Figure contents as structured data:
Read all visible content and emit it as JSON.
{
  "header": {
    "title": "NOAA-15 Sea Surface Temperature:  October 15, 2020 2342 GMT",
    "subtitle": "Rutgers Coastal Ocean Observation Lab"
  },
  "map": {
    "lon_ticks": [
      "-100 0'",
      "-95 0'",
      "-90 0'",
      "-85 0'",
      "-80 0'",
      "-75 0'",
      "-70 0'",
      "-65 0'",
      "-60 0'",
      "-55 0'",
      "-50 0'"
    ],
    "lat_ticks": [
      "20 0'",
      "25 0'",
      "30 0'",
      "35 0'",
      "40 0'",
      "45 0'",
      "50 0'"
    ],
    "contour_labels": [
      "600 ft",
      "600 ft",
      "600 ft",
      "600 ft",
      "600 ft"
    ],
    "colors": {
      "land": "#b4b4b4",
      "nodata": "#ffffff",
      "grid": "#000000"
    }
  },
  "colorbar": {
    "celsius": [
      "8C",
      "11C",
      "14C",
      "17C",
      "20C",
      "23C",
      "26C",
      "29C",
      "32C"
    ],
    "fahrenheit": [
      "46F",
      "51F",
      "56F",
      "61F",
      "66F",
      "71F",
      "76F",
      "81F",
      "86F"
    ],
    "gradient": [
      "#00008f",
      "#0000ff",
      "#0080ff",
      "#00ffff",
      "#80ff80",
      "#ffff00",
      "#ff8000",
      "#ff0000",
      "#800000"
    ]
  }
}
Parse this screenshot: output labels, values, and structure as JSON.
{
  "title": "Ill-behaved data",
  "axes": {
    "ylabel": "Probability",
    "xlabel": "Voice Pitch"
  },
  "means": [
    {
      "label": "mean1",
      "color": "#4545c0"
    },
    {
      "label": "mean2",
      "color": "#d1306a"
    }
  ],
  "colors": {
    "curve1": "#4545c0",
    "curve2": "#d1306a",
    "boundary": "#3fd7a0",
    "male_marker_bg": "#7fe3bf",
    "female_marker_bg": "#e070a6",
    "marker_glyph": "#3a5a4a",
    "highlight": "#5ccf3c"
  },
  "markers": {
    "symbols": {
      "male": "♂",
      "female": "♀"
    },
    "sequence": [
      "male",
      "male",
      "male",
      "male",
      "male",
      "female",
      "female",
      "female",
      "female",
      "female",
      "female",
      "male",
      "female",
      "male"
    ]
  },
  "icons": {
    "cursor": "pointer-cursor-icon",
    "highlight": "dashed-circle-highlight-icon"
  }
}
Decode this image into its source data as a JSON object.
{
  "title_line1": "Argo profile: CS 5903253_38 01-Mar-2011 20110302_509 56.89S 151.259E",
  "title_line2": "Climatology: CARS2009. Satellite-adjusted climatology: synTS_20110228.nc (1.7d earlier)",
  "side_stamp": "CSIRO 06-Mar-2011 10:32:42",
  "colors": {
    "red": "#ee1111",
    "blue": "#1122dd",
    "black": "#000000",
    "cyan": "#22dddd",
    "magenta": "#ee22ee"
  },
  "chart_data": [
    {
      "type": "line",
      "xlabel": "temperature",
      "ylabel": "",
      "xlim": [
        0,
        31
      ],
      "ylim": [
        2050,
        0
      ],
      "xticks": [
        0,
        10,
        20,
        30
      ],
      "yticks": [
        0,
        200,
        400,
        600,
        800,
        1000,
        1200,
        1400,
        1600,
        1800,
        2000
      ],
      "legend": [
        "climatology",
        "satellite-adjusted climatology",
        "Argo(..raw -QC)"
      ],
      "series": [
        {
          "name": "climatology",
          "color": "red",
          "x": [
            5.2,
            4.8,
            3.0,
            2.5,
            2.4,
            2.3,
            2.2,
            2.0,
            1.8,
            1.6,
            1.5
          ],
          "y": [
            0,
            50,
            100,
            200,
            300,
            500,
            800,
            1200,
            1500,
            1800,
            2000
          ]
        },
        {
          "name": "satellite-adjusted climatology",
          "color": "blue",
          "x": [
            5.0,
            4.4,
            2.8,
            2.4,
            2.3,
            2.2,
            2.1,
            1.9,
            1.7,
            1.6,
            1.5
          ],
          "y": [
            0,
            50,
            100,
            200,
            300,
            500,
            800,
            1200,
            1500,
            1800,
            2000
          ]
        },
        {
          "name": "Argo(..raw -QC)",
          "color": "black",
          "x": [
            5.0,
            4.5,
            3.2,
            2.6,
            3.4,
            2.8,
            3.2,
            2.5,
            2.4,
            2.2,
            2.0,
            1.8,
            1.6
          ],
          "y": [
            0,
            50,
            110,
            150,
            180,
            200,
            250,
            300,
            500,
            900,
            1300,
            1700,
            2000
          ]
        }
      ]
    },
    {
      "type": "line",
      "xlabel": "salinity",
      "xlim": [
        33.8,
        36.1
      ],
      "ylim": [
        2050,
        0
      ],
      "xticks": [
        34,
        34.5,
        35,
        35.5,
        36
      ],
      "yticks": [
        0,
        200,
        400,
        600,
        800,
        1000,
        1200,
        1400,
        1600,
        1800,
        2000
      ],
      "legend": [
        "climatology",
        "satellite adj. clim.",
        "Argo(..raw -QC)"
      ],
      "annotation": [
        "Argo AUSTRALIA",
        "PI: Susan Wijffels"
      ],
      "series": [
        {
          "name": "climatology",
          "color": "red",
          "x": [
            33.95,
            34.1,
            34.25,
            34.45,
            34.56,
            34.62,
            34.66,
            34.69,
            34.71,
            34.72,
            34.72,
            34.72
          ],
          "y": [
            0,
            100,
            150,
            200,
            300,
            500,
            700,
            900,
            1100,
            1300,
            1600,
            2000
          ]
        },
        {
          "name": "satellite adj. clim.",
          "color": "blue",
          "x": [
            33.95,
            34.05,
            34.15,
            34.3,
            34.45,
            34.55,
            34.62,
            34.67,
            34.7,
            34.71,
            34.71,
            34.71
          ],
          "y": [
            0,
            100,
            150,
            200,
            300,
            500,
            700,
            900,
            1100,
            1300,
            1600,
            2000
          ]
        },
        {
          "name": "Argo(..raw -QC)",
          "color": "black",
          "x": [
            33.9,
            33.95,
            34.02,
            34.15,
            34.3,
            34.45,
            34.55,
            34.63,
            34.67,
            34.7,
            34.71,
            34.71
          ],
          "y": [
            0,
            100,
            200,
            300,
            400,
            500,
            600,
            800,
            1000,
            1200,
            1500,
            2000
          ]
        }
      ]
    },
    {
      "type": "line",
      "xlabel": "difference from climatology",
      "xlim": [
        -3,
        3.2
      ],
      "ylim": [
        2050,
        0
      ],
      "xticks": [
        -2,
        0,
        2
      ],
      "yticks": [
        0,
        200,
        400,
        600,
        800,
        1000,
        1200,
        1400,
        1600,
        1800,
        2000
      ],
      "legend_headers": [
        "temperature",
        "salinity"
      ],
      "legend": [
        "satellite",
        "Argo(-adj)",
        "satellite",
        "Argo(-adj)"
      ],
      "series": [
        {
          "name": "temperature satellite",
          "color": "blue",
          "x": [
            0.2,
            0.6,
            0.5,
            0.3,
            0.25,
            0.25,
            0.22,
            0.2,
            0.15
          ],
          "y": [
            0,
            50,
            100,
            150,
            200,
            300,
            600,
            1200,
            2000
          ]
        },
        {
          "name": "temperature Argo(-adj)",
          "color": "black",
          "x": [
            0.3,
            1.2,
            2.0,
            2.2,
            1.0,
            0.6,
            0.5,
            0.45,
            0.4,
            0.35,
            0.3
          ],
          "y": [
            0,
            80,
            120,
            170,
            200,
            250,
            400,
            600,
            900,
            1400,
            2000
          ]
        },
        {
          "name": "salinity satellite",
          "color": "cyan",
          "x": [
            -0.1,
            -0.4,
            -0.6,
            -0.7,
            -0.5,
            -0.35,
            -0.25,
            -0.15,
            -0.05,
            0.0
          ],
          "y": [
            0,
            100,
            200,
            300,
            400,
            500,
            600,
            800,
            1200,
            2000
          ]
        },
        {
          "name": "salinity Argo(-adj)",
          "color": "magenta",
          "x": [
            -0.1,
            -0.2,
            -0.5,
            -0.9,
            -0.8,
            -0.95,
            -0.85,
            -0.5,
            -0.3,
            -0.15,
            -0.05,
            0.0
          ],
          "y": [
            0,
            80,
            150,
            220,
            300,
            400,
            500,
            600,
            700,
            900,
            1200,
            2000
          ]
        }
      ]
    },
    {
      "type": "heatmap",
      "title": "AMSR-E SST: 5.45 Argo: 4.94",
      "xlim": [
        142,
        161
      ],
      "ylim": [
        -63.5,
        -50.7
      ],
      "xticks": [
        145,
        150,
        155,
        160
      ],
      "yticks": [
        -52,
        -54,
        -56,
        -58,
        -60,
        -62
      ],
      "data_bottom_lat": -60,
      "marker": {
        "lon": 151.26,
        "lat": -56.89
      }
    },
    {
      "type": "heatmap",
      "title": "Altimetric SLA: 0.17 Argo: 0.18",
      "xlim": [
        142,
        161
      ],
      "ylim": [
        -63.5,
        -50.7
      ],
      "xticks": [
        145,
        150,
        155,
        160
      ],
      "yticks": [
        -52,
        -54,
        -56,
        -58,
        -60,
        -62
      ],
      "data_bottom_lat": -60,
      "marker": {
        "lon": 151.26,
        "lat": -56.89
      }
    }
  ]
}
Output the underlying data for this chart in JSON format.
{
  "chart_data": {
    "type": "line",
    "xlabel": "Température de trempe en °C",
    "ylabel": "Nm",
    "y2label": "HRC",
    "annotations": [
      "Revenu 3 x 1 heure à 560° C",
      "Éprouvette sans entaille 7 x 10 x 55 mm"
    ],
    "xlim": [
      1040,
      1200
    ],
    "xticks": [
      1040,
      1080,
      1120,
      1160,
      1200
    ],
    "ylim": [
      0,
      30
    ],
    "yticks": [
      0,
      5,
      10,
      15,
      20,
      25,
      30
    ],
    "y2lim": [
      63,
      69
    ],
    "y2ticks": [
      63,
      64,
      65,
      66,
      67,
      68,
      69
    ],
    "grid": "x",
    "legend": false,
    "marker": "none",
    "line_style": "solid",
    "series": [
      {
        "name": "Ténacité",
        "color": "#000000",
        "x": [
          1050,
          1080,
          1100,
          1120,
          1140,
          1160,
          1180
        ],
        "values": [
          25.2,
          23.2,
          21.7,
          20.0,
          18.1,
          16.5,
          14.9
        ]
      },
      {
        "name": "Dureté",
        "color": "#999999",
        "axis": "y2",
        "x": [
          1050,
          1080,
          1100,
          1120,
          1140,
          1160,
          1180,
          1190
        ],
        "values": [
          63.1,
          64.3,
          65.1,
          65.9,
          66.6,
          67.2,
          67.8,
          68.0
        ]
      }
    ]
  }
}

EXERCISE OBJECTIVE: Find every line in the records that contains the word "this"; copy those lines.

REPLY TO THE TASK:
Parse this screenshot: output labels, values, and structure as JSON.
Decode this image into its source data as a JSON object.
Output the underlying data for this chart in JSON format.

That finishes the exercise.